>> Begin DATA SUPPLIED
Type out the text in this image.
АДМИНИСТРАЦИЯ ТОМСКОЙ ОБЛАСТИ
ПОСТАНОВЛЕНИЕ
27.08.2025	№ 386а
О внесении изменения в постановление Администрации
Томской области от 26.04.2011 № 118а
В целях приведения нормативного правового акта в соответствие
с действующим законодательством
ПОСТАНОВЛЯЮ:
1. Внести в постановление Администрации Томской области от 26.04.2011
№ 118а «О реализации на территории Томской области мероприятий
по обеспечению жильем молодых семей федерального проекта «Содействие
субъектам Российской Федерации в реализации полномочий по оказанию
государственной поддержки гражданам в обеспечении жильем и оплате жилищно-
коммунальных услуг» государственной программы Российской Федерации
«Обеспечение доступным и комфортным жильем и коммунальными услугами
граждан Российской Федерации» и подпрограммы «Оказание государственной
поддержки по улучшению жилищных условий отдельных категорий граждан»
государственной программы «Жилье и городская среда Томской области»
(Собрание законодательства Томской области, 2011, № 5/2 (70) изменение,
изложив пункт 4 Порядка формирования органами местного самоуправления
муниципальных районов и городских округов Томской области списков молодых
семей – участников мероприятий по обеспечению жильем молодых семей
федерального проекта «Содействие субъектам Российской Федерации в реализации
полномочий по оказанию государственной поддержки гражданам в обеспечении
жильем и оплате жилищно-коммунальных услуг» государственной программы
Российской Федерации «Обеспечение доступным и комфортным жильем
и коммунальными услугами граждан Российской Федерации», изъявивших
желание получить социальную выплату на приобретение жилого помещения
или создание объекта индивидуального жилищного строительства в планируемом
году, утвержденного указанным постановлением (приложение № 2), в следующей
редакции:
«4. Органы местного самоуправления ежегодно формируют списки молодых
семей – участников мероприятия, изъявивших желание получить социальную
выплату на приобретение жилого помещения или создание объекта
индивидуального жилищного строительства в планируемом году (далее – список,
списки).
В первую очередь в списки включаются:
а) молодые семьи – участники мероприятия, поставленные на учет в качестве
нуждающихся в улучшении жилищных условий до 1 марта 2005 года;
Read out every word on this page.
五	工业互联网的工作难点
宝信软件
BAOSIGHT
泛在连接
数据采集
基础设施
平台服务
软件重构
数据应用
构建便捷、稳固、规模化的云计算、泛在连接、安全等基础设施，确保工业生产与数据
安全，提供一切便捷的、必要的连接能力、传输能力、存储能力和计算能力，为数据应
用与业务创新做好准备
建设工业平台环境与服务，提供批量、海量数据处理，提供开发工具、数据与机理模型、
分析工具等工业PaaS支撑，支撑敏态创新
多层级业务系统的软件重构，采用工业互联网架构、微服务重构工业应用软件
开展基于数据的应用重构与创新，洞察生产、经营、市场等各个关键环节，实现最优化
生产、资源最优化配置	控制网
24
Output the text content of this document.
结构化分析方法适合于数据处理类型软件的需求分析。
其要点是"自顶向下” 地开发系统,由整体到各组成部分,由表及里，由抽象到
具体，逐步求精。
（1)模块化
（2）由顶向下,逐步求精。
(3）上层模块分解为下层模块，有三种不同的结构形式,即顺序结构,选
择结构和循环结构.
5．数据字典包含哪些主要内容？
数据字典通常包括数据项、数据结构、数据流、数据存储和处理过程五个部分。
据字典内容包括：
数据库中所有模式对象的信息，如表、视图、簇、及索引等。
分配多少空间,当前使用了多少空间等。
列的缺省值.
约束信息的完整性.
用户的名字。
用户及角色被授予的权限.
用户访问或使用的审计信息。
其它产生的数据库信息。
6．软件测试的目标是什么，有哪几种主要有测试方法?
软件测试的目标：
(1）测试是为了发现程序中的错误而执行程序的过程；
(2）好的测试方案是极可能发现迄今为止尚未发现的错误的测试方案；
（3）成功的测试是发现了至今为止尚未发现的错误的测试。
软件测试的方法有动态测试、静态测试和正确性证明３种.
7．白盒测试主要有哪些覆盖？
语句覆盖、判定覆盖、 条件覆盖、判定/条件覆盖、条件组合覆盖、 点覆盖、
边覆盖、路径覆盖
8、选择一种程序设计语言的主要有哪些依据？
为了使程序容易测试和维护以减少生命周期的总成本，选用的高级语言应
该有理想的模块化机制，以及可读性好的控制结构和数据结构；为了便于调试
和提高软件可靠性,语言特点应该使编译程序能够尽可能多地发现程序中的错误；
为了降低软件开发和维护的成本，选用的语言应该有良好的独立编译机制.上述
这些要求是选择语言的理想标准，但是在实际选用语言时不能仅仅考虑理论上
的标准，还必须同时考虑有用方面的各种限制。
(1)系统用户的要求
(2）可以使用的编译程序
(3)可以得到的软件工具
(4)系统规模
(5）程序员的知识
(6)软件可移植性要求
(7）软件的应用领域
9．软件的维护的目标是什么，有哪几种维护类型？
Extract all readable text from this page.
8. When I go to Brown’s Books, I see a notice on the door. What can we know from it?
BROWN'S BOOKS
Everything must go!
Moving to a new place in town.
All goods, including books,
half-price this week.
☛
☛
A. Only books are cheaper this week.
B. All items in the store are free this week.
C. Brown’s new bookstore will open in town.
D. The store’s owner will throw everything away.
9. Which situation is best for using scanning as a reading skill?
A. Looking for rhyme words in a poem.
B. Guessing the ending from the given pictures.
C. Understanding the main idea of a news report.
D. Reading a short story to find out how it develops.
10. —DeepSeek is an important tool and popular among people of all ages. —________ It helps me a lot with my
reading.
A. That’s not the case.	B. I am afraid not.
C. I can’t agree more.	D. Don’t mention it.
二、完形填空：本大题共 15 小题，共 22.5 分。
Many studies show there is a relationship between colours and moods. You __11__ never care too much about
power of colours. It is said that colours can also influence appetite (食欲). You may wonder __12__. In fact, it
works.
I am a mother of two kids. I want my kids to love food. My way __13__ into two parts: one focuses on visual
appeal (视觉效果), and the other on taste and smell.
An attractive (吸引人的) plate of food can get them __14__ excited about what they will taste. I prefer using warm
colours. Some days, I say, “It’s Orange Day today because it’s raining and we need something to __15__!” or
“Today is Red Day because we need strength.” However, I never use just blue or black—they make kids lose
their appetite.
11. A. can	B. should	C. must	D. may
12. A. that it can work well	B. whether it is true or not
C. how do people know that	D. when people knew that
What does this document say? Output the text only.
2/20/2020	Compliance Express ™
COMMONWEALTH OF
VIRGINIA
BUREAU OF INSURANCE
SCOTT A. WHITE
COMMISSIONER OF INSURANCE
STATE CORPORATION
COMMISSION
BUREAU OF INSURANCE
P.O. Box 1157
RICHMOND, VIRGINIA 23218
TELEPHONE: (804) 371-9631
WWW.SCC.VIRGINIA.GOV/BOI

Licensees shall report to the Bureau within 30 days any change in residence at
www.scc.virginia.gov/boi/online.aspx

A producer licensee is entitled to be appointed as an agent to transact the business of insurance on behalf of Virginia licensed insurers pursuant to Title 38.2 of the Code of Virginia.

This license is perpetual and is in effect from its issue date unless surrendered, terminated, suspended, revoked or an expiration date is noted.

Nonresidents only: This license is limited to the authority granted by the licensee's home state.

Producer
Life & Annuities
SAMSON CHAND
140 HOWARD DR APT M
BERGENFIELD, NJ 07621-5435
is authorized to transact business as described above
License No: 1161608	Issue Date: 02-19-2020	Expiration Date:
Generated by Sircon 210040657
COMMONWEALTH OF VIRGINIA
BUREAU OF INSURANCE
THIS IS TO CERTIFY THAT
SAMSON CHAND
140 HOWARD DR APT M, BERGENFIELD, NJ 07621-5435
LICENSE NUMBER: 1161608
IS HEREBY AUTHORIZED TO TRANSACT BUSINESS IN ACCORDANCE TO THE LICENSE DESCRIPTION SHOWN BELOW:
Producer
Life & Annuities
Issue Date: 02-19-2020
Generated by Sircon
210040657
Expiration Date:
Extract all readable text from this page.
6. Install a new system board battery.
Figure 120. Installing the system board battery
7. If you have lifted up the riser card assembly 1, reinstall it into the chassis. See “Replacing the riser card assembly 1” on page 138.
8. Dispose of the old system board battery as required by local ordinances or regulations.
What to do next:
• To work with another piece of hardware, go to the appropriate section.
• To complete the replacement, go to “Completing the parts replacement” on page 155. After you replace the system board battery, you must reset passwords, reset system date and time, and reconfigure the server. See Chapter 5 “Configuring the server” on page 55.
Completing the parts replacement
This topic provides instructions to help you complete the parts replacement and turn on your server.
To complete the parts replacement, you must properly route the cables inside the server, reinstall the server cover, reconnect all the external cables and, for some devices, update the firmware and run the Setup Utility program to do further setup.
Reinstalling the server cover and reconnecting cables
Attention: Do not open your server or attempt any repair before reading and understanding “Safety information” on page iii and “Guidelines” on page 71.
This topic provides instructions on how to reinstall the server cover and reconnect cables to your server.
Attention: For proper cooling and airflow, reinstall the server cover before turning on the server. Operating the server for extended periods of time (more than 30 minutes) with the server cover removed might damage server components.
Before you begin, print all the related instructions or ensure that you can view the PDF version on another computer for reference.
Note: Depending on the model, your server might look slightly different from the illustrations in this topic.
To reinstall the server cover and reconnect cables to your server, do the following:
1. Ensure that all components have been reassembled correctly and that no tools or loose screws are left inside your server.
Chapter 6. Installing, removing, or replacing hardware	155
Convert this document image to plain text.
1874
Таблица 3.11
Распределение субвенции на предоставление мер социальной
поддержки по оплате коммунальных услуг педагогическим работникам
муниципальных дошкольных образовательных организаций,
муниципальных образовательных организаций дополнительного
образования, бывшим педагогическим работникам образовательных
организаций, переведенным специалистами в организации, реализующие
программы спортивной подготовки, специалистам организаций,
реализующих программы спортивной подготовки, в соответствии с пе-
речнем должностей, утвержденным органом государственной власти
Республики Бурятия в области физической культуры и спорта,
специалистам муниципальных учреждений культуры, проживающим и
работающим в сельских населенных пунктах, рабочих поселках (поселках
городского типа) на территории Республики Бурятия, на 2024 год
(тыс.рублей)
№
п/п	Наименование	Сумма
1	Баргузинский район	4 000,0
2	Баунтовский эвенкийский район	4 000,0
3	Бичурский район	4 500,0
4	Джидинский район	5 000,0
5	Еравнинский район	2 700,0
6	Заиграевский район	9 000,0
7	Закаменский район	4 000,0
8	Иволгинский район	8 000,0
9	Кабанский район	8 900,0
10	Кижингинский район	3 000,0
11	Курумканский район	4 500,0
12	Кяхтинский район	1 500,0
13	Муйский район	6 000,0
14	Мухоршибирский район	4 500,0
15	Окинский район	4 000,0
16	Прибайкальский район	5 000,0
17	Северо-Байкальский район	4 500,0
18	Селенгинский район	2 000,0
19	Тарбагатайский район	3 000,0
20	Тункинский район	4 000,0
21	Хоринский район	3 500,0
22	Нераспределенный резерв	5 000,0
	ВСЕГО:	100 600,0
>> End DATA SUPPLIED
** EXERCISE **
Go through the records and gather the lines that hold "жилищных".

** THE ANSWER **
поддержки по улучшению жилищных условий отдельных категорий граждан»
нуждающихся в улучшении жилищных условий до 1 марта 2005 года;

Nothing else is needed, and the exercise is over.